### What the exercise asks
Select, from the data, each line where "吉祥三宝" occurs.

### Supplied records

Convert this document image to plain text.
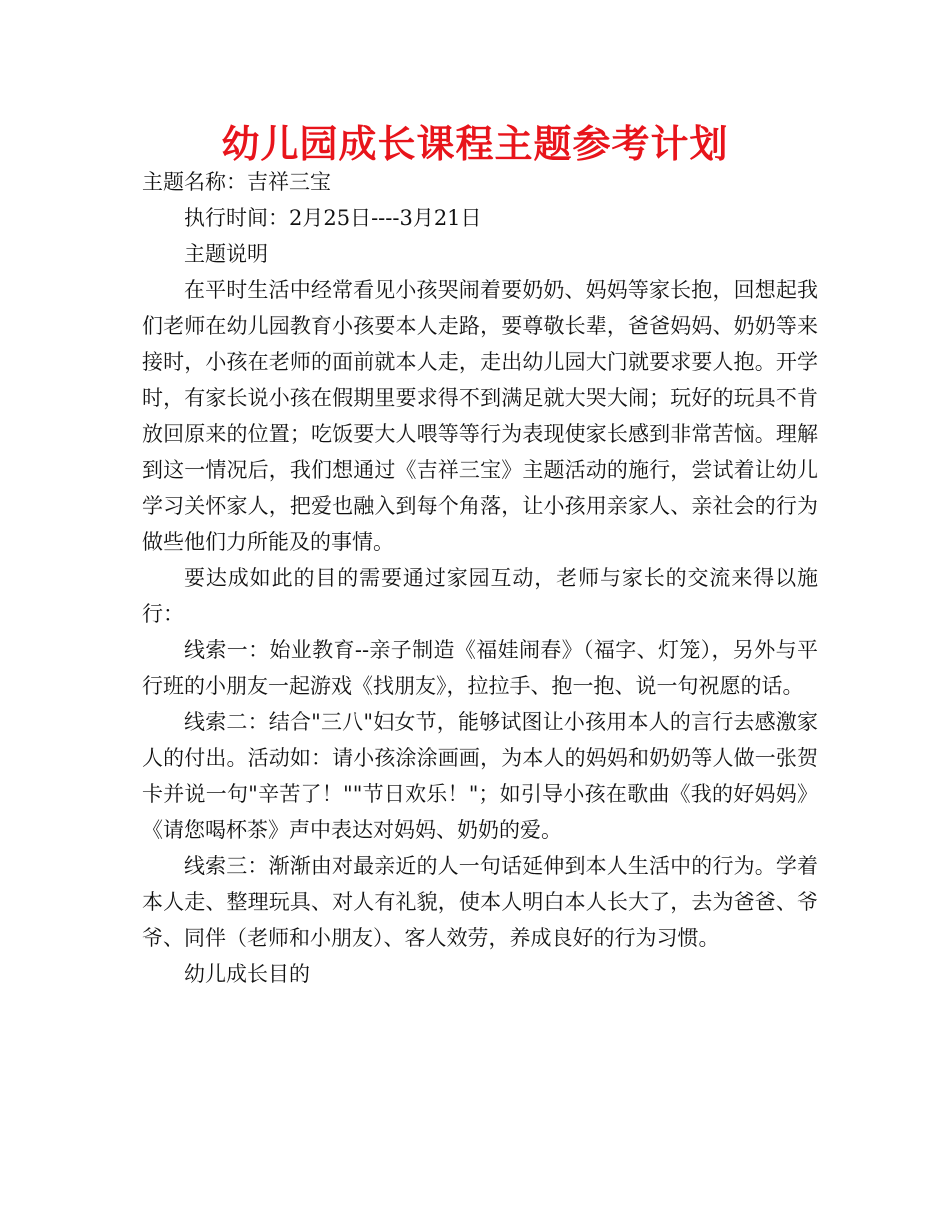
幼儿园成长课程主题参考计划

主题名称：吉祥三宝

执行时间：2月25日----3月21日

主题说明

在平时生活中经常看见小孩哭闹着要奶奶、妈妈等家长抱，回想起我们老师在幼儿园教育小孩要本人走路，要尊敬长辈，爸爸妈妈、奶奶等来接时，小孩在老师的面前就本人走，走出幼儿园大门就要求要人抱。开学时，有家长说小孩在假期里要求得不到满足就大哭大闹；玩好的玩具不肯放回原来的位置；吃饭要大人喂等等行为表现使家长感到非常苦恼。理解到这一情况后，我们想通过《吉祥三宝》主题活动的施行，尝试着让幼儿学习关怀家人，把爱也融入到每个角落，让小孩用亲家人、亲社会的行为做些他们力所能及的事情。

要达成如此的目的需要通过家园互动，老师与家长的交流来得以施行：

线索一：始业教育--亲子制造《福娃闹春》（福字、灯笼），另外与平行班的小朋友一起游戏《找朋友》，拉拉手、抱一抱、说一句祝愿的话。

线索二：结合"三八"妇女节，能够试图让小孩用本人的言行去感激家人的付出。活动如：请小孩涂涂画画，为本人的妈妈和奶奶等人做一张贺卡并说一句"辛苦了！""节日欢乐！"；如引导小孩在歌曲《我的好妈妈》《请您喝杯茶》声中表达对妈妈、奶奶的爱。

线索三：渐渐由对最亲近的人一句话延伸到本人生活中的行为。学着本人走、整理玩具、对人有礼貌，使本人明白本人长大了，去为爸爸、爷爷、同伴（老师和小朋友）、客人效劳，养成良好的行为习惯。

幼儿成长目的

### Written answer
主题名称：吉祥三宝
在平时生活中经常看见小孩哭闹着要奶奶、妈妈等家长抱，回想起我们老师在幼儿园教育小孩要本人走路，要尊敬长辈，爸爸妈妈、奶奶等来接时，小孩在老师的面前就本人走，走出幼儿园大门就要求要人抱。开学时，有家长说小孩在假期里要求得不到满足就大哭大闹；玩好的玩具不肯放回原来的位置；吃饭要大人喂等等行为表现使家长感到非常苦恼。理解到这一情况后，我们想通过《吉祥三宝》主题活动的施行，尝试着让幼儿学习关怀家人，把爱也融入到每个角落，让小孩用亲家人、亲社会的行为做些他们力所能及的事情。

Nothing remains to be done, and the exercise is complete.